* **LISTED RECORDS**:
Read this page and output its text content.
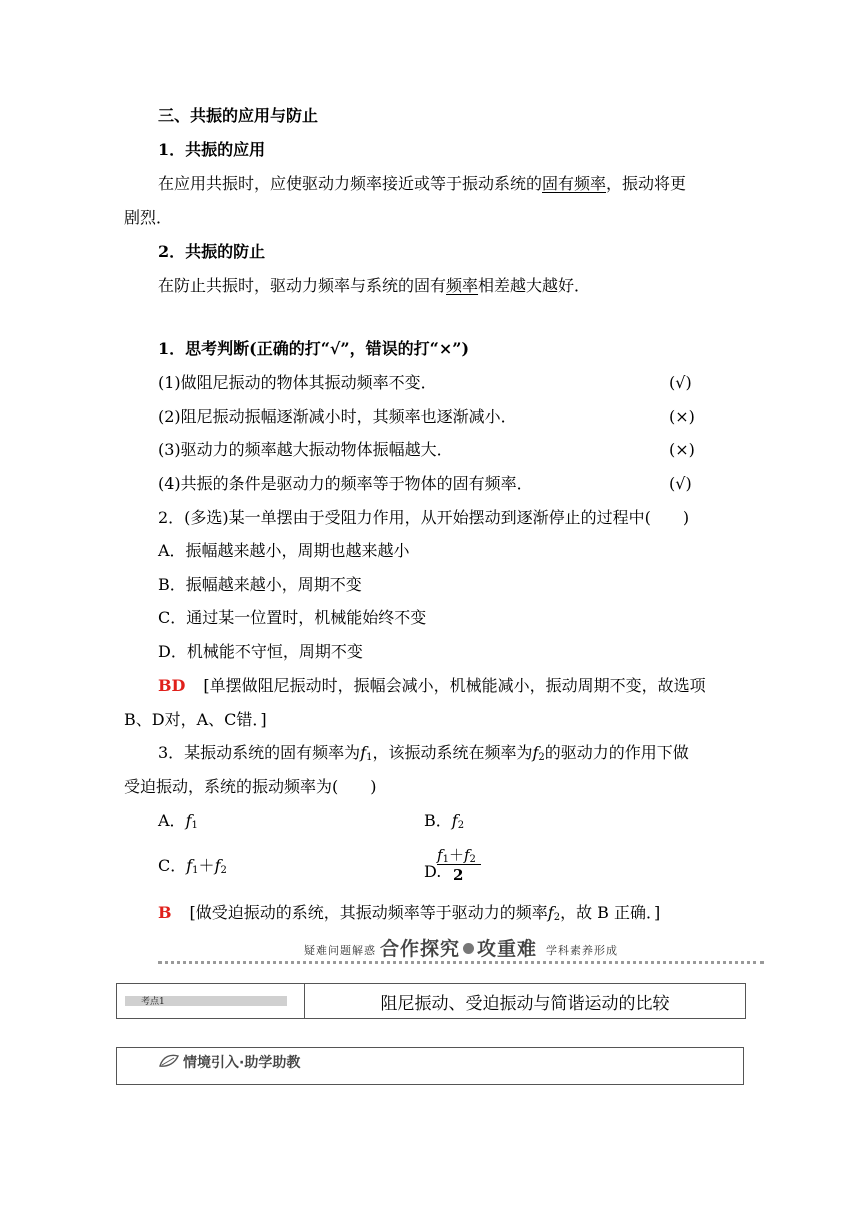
三、共振的应用与防止
1．共振的应用
在应用共振时，应使驱动力频率接近或等于振动系统的固有频率，振动将更
剧烈．
2．共振的防止
在防止共振时，驱动力频率与系统的固有频率相差越大越好．
1．思考判断(正确的打“√”，错误的打“×”)
(1)做阻尼振动的物体其振动频率不变．	(√)
(2)阻尼振动振幅逐渐减小时，其频率也逐渐减小．	(×)
(3)驱动力的频率越大振动物体振幅越大．	(×)
(4)共振的条件是驱动力的频率等于物体的固有频率．	(√)
2．(多选)某一单摆由于受阻力作用，从开始摆动到逐渐停止的过程中(　　)
A．振幅越来越小，周期也越来越小
B．振幅越来越小，周期不变
C．通过某一位置时，机械能始终不变
D．机械能不守恒，周期不变
BD [单摆做阻尼振动时，振幅会减小，机械能减小，振动周期不变，故选项
B、D对，A、C错．]
3．某振动系统的固有频率为$f_1$，该振动系统在频率为$f_2$的驱动力的作用下做
受迫振动，系统的振动频率为(　　)
A．$f_1$	B．$f_2$
C．$f_1+f_2$	D.
$f_1+f_2$
2
B [做受迫振动的系统，其振动频率等于驱动力的频率$f_2$，故 B 正确．]
疑难问题解惑 合作探究 攻重难 学科素养形成
考点1	阻尼振动、受迫振动与简谐运动的比较
情境引入·助学助教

* **WORK REQUIRED**: Transcribe the listing above verbatim. Omit the pictures.

* **THE RESULT**:
Read this page and output its text content.
三、共振的应用与防止
1．共振的应用
在应用共振时，应使驱动力频率接近或等于振动系统的固有频率，振动将更
剧烈．
2．共振的防止
在防止共振时，驱动力频率与系统的固有频率相差越大越好．
1．思考判断(正确的打“√”，错误的打“×”)
(1)做阻尼振动的物体其振动频率不变．	(√)
(2)阻尼振动振幅逐渐减小时，其频率也逐渐减小．	(×)
(3)驱动力的频率越大振动物体振幅越大．	(×)
(4)共振的条件是驱动力的频率等于物体的固有频率．	(√)
2．(多选)某一单摆由于受阻力作用，从开始摆动到逐渐停止的过程中(　　)
A．振幅越来越小，周期也越来越小
B．振幅越来越小，周期不变
C．通过某一位置时，机械能始终不变
D．机械能不守恒，周期不变
BD [单摆做阻尼振动时，振幅会减小，机械能减小，振动周期不变，故选项
B、D对，A、C错．]
3．某振动系统的固有频率为$f_1$，该振动系统在频率为$f_2$的驱动力的作用下做
受迫振动，系统的振动频率为(　　)
A．$f_1$	B．$f_2$
C．$f_1+f_2$	D.
$f_1+f_2$
2
B [做受迫振动的系统，其振动频率等于驱动力的频率$f_2$，故 B 正确．]
疑难问题解惑 合作探究 攻重难 学科素养形成
考点1	阻尼振动、受迫振动与简谐运动的比较
情境引入·助学助教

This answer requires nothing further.